* Set task: Gather up all lines that carry the word "Read".

-----

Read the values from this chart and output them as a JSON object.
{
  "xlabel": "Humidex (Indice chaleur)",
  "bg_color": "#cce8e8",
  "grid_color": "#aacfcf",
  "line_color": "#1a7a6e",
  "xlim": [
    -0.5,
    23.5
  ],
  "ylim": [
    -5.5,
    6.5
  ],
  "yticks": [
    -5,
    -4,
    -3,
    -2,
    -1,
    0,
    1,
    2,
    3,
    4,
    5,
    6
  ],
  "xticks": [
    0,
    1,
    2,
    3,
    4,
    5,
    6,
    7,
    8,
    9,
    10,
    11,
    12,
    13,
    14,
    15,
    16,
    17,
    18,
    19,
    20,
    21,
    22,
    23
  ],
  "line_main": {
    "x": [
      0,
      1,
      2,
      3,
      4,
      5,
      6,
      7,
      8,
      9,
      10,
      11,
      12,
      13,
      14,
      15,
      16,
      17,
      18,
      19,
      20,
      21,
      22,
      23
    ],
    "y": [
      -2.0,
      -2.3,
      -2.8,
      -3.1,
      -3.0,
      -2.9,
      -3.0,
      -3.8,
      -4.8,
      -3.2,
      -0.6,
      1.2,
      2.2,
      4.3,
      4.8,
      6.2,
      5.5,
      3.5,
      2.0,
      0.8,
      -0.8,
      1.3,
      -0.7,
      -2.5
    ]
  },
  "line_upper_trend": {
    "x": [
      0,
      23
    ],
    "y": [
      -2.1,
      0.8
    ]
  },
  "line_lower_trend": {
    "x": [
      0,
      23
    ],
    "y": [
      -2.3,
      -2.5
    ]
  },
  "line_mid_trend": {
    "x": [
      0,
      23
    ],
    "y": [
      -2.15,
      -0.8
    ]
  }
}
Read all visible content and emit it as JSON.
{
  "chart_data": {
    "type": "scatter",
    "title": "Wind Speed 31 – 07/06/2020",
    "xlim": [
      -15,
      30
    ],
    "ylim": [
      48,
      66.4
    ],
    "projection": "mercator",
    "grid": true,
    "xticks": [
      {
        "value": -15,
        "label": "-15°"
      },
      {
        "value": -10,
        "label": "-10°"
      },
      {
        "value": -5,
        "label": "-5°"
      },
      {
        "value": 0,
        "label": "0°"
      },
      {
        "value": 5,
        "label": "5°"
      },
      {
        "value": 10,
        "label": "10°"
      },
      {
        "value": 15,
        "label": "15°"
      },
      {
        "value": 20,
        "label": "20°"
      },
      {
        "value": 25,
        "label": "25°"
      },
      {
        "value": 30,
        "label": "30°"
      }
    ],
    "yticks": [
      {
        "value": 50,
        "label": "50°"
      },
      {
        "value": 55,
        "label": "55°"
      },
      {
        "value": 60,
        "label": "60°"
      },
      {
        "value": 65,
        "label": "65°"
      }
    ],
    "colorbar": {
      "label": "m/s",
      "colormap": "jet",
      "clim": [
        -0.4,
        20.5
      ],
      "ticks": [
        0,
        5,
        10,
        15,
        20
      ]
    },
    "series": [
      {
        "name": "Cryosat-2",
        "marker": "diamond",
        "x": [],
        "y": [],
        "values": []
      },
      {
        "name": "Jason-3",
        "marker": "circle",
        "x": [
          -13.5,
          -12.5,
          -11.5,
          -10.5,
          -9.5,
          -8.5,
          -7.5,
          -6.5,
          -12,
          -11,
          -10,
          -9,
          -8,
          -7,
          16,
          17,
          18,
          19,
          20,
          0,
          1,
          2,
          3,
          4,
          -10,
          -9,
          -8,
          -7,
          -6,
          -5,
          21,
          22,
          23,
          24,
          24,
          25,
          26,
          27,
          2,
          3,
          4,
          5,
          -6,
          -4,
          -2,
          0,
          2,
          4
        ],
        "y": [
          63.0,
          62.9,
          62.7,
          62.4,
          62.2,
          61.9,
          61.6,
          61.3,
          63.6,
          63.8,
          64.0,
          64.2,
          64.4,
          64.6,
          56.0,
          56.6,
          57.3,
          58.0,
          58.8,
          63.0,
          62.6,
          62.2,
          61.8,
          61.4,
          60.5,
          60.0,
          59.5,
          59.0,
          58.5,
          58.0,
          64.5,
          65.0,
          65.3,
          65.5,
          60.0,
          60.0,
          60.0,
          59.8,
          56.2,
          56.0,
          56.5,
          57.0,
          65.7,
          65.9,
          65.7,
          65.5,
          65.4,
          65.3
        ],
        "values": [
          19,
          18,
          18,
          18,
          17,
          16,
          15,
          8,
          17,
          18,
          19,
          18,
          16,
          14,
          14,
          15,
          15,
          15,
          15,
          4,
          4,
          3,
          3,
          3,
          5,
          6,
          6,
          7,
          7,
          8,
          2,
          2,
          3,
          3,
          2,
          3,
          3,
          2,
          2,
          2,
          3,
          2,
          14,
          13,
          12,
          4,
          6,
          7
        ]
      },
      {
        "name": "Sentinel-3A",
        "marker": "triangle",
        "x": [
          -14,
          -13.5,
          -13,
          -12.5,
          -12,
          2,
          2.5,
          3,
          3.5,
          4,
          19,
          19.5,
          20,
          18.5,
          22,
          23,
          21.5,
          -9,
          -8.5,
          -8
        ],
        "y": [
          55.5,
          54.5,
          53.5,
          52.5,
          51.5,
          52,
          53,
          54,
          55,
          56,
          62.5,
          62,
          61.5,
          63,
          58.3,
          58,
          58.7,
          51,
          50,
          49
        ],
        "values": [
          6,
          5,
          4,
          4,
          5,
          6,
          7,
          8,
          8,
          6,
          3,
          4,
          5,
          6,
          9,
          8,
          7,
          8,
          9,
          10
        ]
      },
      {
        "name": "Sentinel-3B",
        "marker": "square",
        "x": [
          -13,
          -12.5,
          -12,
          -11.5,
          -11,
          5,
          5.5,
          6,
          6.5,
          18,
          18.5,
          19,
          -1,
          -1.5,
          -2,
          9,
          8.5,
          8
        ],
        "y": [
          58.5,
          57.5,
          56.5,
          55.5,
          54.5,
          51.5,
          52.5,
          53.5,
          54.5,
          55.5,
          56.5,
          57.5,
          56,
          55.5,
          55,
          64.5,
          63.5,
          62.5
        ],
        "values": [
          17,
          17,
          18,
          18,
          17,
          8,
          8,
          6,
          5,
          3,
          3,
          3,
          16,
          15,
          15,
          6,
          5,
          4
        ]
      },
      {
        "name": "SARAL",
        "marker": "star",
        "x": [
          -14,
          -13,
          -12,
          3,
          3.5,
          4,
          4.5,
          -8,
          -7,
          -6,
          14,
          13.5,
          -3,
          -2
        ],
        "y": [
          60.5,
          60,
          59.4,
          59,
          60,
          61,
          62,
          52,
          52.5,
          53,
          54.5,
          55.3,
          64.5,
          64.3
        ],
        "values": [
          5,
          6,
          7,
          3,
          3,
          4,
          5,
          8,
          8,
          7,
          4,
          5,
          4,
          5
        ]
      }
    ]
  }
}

-----

* Exercise solution:
Read the values from this chart and output them as a JSON object.
Read all visible content and emit it as JSON.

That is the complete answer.